Stated task: Tally the lines below that contain the word "name", and give only that number.
Start of Input data
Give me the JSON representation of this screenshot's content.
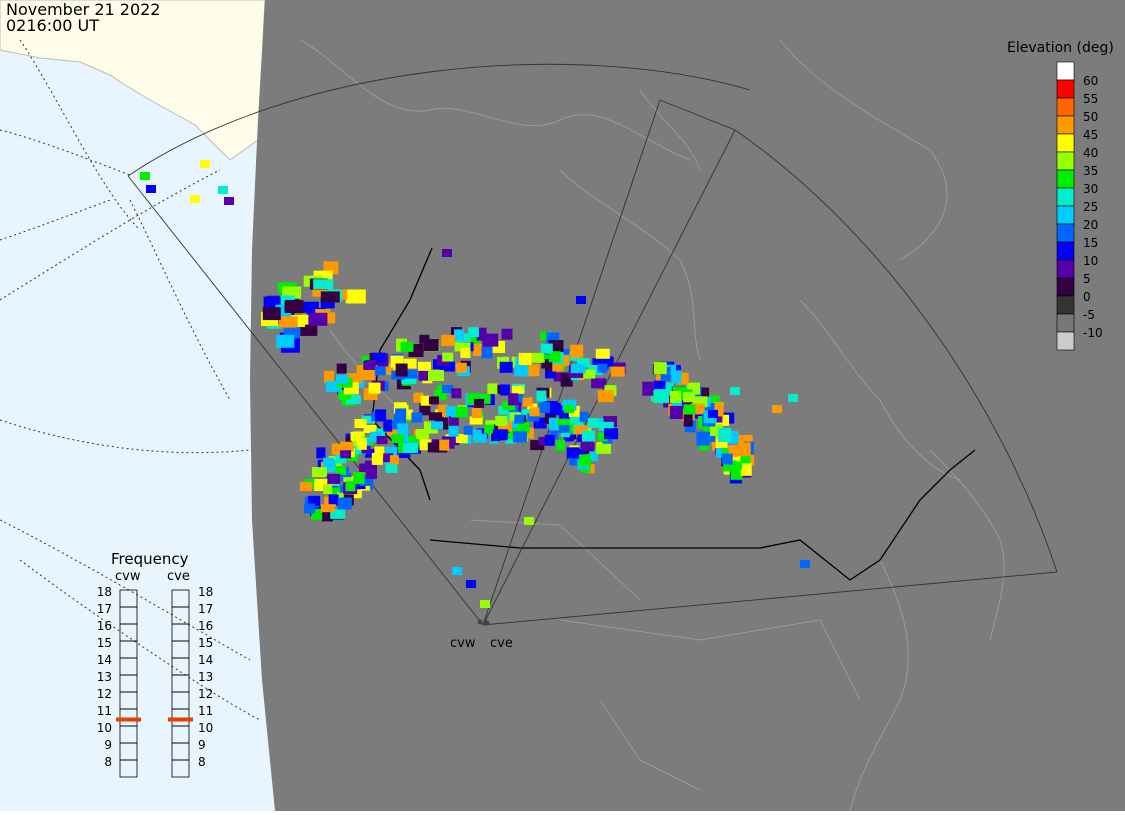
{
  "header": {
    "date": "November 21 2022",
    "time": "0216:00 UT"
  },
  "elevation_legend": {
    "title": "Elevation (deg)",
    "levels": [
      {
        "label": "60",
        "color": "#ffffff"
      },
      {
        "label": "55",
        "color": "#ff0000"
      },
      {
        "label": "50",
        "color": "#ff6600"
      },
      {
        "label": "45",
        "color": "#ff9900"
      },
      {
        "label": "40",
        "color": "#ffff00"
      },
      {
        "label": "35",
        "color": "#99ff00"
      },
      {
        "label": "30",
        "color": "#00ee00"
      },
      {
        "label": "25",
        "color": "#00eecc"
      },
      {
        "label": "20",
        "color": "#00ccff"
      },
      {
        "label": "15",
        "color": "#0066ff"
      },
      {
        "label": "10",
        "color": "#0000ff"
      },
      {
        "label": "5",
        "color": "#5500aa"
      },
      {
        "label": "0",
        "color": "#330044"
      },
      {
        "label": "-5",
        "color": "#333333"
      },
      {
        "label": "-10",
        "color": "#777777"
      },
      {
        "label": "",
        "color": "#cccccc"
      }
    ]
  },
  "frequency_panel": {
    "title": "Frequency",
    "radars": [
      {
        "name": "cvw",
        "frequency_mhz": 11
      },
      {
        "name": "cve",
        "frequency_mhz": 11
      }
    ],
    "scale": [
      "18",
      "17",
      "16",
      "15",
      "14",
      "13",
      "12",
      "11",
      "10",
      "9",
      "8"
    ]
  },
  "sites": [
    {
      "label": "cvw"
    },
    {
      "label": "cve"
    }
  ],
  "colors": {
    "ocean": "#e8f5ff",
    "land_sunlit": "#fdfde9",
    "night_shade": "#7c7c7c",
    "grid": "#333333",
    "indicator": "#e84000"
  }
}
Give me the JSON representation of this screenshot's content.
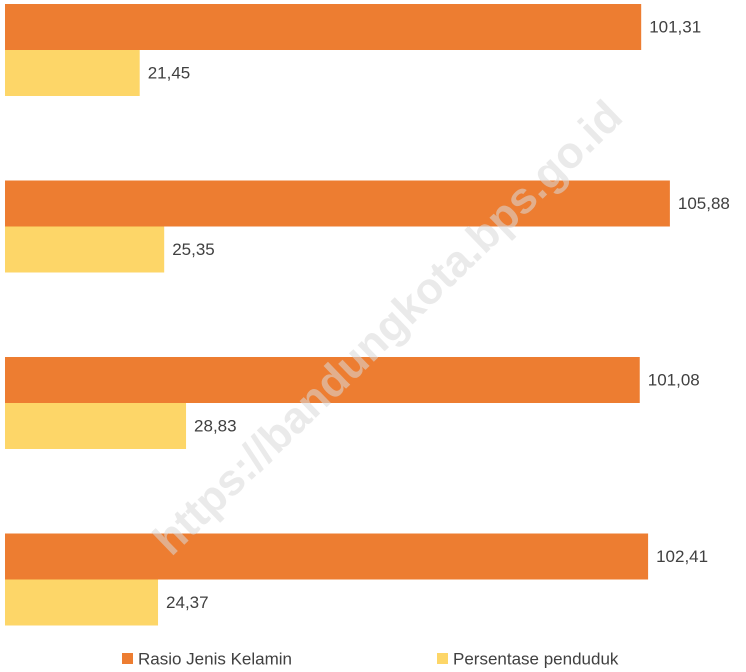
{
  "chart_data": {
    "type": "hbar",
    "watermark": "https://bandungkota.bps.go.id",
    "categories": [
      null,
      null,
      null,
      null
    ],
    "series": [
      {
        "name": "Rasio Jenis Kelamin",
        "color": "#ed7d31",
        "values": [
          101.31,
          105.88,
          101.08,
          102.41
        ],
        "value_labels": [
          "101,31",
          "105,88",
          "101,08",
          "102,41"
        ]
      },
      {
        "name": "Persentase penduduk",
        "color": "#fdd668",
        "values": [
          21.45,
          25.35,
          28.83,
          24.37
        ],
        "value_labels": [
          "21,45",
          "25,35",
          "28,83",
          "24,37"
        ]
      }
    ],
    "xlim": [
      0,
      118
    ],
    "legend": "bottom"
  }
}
End of Input data
Solution for this exercise: 4